Stored data

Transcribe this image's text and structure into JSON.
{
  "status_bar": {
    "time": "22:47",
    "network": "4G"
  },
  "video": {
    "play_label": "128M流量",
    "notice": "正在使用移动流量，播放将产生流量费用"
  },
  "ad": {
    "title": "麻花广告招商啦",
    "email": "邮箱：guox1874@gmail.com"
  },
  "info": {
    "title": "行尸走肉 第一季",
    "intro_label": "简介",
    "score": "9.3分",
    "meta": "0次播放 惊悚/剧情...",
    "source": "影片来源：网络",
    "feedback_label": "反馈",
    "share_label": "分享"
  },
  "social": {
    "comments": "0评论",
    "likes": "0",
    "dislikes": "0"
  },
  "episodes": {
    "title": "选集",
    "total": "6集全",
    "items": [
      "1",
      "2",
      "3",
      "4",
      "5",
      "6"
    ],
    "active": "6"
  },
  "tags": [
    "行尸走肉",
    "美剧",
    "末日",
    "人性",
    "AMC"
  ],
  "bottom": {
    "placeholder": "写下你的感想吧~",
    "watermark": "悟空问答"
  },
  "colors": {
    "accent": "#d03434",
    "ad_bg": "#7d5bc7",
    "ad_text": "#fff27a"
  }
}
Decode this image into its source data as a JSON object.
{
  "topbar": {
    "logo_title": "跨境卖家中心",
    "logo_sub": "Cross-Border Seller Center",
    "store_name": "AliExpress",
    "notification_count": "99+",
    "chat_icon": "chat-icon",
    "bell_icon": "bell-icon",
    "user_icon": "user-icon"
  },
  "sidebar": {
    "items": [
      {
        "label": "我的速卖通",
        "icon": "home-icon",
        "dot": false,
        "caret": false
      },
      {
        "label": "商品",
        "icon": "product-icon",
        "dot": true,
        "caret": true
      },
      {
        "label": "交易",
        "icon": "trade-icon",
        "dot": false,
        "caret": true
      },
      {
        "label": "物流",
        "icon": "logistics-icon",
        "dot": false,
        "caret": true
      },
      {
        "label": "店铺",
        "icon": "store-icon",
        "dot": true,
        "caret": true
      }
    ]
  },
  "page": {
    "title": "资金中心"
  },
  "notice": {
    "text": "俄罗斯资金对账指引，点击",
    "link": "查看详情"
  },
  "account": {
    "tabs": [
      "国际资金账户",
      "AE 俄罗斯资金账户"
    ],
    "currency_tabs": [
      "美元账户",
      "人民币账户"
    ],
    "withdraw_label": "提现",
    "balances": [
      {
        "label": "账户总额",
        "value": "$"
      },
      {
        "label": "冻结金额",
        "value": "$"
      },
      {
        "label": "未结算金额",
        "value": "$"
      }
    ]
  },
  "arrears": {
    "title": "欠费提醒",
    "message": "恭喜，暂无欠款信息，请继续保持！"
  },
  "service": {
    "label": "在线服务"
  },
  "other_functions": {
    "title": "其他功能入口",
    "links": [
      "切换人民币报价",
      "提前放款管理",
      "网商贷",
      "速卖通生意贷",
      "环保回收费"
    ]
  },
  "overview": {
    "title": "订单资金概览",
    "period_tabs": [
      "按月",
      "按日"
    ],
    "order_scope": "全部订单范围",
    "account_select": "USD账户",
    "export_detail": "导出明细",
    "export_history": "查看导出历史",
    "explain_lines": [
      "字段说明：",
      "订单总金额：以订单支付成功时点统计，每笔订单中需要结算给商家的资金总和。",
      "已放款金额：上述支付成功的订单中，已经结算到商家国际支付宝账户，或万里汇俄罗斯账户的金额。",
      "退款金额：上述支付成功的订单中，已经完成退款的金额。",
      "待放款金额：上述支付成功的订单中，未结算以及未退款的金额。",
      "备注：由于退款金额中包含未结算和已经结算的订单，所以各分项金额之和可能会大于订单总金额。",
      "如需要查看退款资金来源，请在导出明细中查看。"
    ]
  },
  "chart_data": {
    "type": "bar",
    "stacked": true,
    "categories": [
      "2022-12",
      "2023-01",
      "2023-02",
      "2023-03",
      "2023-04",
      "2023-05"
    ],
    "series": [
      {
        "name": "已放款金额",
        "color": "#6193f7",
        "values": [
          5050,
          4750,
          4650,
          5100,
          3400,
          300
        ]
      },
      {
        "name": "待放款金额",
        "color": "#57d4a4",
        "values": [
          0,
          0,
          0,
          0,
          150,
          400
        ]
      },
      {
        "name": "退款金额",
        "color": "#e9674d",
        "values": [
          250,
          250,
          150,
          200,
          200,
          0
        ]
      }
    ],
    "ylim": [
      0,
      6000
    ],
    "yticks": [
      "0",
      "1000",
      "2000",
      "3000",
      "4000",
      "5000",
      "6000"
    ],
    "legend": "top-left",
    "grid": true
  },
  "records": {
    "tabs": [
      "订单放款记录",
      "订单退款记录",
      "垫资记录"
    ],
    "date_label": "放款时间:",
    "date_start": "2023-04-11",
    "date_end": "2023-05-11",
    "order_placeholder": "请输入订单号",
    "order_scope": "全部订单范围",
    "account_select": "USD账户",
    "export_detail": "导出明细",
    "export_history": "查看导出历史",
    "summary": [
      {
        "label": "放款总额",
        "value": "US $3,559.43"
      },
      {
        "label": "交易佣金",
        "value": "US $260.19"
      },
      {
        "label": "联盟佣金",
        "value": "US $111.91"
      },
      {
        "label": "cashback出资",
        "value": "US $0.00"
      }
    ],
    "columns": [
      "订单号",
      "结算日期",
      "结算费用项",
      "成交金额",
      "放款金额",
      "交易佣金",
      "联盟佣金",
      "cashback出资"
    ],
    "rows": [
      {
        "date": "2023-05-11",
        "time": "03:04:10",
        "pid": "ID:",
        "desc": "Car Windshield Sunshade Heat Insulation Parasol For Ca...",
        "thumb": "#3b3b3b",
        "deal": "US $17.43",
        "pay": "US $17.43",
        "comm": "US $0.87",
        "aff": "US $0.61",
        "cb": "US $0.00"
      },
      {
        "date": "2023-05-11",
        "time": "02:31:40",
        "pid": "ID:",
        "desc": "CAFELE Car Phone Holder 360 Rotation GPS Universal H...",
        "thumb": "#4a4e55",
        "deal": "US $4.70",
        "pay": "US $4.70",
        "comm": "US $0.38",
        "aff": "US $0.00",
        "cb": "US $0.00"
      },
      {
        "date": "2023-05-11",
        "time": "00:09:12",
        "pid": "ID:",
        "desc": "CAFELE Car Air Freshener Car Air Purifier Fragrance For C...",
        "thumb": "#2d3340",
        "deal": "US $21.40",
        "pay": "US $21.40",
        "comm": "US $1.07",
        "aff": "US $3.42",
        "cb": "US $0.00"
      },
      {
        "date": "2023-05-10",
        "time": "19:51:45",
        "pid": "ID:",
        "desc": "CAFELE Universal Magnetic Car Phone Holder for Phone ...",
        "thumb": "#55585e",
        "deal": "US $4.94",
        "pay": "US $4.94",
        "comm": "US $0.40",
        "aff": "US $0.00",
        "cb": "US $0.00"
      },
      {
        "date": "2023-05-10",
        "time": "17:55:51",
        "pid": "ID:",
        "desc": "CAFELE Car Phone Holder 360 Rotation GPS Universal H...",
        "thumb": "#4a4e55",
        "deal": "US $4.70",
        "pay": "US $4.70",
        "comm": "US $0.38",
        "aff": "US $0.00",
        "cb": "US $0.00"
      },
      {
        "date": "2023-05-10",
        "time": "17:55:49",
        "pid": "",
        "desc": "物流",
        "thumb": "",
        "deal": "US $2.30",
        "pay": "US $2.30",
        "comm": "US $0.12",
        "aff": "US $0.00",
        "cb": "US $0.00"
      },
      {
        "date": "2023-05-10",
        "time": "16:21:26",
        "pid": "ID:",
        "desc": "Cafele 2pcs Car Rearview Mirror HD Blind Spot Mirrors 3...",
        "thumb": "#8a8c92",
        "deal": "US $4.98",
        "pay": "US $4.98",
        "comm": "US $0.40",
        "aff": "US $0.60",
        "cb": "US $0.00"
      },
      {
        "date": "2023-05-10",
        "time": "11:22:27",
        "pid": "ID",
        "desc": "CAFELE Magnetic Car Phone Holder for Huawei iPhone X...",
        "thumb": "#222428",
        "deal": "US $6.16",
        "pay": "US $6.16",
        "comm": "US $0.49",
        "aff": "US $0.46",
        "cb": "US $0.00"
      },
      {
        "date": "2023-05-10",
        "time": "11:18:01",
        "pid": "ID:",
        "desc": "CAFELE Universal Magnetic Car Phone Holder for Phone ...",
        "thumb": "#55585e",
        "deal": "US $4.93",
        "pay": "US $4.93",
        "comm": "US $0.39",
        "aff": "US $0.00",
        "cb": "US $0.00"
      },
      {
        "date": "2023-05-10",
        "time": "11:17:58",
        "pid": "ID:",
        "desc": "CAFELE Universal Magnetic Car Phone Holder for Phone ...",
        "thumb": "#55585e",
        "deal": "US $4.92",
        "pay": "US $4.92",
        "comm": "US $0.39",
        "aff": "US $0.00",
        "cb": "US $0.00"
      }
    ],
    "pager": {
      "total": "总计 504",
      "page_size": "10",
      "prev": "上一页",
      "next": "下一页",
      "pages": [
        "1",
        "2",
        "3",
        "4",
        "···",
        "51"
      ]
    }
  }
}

# [Work instructions]
Gather up every line from the listing above in which the word "icon" occurs.

# [Answer to the exercise]
    "chat_icon": "chat-icon",
    "bell_icon": "bell-icon",
    "user_icon": "user-icon"
        "icon": "home-icon",
        "icon": "product-icon",
        "icon": "trade-icon",
        "icon": "logistics-icon",
        "icon": "store-icon",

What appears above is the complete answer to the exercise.